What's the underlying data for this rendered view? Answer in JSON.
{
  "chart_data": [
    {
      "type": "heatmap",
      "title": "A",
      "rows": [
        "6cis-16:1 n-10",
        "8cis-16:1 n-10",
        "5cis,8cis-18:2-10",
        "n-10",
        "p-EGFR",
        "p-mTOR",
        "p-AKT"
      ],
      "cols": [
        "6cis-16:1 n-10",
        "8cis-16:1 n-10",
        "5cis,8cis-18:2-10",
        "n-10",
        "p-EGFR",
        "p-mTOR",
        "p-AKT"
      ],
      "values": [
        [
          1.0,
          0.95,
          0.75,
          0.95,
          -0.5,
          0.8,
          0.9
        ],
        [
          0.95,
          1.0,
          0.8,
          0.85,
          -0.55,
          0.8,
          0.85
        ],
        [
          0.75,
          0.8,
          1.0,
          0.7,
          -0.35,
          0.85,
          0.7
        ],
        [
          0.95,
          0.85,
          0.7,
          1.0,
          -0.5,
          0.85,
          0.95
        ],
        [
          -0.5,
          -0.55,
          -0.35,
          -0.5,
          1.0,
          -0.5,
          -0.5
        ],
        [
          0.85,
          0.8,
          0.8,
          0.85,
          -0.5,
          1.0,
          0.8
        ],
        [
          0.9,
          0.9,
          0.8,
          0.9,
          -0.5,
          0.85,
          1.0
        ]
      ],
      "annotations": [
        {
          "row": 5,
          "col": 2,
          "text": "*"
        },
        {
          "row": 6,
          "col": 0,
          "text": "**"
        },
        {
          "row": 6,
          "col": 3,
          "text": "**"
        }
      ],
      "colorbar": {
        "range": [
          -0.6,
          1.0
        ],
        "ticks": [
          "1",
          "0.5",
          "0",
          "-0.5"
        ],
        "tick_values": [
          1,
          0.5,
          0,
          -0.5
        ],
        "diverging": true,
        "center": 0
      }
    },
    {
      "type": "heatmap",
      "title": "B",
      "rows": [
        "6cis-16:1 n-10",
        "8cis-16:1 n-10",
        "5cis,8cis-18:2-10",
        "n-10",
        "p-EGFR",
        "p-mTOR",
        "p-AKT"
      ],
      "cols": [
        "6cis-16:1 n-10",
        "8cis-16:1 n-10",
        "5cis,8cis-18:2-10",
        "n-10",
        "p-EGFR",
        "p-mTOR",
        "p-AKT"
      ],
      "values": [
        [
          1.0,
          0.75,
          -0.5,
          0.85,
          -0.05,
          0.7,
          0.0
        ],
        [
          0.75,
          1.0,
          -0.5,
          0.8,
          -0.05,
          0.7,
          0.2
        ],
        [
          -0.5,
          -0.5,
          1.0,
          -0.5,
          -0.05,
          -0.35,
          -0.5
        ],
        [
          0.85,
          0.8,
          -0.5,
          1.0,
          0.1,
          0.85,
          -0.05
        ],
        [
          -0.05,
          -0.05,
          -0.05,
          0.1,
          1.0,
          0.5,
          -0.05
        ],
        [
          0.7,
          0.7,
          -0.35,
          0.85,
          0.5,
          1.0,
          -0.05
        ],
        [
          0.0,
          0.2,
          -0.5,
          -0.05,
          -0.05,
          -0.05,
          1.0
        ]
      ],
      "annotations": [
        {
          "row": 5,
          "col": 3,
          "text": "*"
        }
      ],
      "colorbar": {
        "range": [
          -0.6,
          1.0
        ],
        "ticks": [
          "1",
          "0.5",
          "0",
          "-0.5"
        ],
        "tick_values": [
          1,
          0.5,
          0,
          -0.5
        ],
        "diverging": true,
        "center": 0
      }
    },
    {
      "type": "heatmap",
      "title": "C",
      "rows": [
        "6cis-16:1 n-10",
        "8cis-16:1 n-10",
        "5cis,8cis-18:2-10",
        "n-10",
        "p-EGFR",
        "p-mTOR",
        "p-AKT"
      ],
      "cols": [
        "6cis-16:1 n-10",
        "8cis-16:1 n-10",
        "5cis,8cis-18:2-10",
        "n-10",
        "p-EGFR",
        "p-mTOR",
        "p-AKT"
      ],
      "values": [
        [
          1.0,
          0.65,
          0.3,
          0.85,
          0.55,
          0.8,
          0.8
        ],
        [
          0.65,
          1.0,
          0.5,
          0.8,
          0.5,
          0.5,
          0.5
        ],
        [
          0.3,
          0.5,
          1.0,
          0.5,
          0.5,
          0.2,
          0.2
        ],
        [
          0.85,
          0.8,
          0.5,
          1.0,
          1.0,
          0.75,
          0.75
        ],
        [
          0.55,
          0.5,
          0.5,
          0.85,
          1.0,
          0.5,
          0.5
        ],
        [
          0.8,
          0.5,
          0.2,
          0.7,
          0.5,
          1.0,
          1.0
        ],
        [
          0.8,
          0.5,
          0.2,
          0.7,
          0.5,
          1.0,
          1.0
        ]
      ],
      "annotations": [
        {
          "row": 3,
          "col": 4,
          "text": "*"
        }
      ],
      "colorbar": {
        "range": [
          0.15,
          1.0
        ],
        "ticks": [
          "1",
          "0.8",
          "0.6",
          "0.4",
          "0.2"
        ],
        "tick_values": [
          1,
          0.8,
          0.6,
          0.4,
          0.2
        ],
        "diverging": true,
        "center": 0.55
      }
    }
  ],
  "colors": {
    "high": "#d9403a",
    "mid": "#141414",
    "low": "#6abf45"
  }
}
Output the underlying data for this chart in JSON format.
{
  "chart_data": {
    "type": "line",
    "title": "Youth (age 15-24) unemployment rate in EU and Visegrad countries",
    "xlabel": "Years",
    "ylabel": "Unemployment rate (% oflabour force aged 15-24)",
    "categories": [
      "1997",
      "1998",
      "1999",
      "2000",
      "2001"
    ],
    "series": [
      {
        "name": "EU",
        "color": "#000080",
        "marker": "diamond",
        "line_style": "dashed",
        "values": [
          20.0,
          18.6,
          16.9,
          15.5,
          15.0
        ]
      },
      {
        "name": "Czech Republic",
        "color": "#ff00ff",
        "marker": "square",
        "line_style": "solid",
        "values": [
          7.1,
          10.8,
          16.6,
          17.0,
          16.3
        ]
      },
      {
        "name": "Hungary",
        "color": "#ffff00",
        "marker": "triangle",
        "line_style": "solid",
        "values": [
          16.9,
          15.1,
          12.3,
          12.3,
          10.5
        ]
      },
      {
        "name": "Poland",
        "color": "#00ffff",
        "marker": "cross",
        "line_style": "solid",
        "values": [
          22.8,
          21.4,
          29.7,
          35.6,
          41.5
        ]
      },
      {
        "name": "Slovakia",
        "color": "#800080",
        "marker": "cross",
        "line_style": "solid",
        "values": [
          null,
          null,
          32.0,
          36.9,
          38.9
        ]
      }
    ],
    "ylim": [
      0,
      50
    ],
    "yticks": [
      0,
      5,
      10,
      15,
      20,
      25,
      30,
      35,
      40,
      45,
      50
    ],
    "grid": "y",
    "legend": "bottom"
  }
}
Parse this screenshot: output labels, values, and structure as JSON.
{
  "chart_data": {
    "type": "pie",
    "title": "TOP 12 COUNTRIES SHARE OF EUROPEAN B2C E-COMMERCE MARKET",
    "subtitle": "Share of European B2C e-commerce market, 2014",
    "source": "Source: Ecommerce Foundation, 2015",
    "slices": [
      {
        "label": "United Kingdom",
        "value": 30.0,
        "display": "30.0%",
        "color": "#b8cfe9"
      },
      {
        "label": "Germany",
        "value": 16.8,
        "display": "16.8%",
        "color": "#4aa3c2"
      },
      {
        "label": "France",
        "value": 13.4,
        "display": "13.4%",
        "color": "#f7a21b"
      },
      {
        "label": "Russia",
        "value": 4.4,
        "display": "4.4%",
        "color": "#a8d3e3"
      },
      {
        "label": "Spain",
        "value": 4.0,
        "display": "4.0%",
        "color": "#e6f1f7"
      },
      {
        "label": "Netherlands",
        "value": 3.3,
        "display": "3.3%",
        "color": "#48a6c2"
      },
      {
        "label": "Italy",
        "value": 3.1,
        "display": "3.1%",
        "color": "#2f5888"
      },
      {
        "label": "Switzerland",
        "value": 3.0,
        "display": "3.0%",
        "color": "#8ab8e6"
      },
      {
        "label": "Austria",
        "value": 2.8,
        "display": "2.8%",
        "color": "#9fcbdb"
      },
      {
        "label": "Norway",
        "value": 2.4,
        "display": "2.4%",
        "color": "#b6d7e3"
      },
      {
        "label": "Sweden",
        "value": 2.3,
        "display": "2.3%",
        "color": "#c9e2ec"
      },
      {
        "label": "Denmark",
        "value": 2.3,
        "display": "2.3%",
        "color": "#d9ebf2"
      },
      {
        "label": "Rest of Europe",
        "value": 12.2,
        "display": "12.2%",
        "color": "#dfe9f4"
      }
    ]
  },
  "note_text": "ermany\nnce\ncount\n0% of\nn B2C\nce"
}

YOUR GOAL >> Identify lines with the string "marker". Copy each one.

RESULT OF THIS TASK >>
        "marker": "diamond",
        "marker": "square",
        "marker": "triangle",
        "marker": "cross",
        "marker": "cross",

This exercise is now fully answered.